To do: Pictures aside, quote the whole listing exactly.

Material provided:
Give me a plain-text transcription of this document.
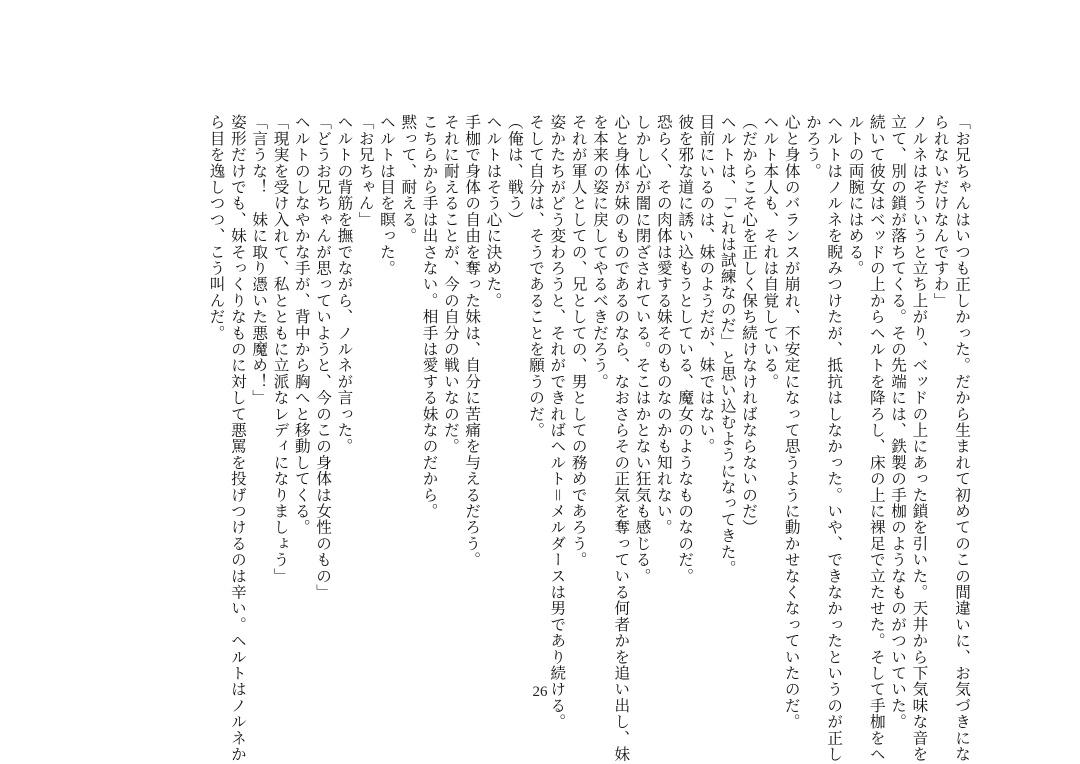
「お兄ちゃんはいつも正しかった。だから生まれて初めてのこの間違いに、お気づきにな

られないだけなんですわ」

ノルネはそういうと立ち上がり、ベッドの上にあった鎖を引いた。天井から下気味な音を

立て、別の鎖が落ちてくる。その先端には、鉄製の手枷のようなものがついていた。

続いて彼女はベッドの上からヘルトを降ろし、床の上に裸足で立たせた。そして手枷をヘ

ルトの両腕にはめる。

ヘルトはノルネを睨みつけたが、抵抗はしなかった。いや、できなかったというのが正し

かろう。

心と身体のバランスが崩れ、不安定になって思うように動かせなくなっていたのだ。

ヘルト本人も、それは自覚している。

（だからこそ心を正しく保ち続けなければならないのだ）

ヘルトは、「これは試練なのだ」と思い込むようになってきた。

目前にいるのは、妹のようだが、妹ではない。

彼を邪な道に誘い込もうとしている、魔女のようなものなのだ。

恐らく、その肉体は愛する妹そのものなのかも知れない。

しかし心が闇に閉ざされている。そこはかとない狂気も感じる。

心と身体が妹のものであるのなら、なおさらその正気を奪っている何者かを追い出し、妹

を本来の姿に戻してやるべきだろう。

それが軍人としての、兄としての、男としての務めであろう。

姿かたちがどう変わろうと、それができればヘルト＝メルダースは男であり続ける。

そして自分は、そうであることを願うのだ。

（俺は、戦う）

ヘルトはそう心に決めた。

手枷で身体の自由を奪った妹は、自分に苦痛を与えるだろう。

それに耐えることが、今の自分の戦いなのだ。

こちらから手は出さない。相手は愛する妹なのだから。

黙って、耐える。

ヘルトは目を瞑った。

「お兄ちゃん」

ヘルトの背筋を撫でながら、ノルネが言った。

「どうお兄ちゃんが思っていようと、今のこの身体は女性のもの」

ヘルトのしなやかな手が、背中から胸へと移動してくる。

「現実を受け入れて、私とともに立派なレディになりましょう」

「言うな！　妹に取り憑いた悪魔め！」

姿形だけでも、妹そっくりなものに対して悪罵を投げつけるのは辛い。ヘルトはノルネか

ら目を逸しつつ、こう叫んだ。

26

Solution:
Give me a plain-text transcription of this document.
「お兄ちゃんはいつも正しかった。だから生まれて初めてのこの間違いに、お気づきにな

られないだけなんですわ」

ノルネはそういうと立ち上がり、ベッドの上にあった鎖を引いた。天井から下気味な音を

立て、別の鎖が落ちてくる。その先端には、鉄製の手枷のようなものがついていた。

続いて彼女はベッドの上からヘルトを降ろし、床の上に裸足で立たせた。そして手枷をヘ

ルトの両腕にはめる。

ヘルトはノルネを睨みつけたが、抵抗はしなかった。いや、できなかったというのが正し

かろう。

心と身体のバランスが崩れ、不安定になって思うように動かせなくなっていたのだ。

ヘルト本人も、それは自覚している。

（だからこそ心を正しく保ち続けなければならないのだ）

ヘルトは、「これは試練なのだ」と思い込むようになってきた。

目前にいるのは、妹のようだが、妹ではない。

彼を邪な道に誘い込もうとしている、魔女のようなものなのだ。

恐らく、その肉体は愛する妹そのものなのかも知れない。

しかし心が闇に閉ざされている。そこはかとない狂気も感じる。

心と身体が妹のものであるのなら、なおさらその正気を奪っている何者かを追い出し、妹

を本来の姿に戻してやるべきだろう。

それが軍人としての、兄としての、男としての務めであろう。

姿かたちがどう変わろうと、それができればヘルト＝メルダースは男であり続ける。

そして自分は、そうであることを願うのだ。

（俺は、戦う）

ヘルトはそう心に決めた。

手枷で身体の自由を奪った妹は、自分に苦痛を与えるだろう。

それに耐えることが、今の自分の戦いなのだ。

こちらから手は出さない。相手は愛する妹なのだから。

黙って、耐える。

ヘルトは目を瞑った。

「お兄ちゃん」

ヘルトの背筋を撫でながら、ノルネが言った。

「どうお兄ちゃんが思っていようと、今のこの身体は女性のもの」

ヘルトのしなやかな手が、背中から胸へと移動してくる。

「現実を受け入れて、私とともに立派なレディになりましょう」

「言うな！　妹に取り憑いた悪魔め！」

姿形だけでも、妹そっくりなものに対して悪罵を投げつけるのは辛い。ヘルトはノルネか

ら目を逸しつつ、こう叫んだ。

26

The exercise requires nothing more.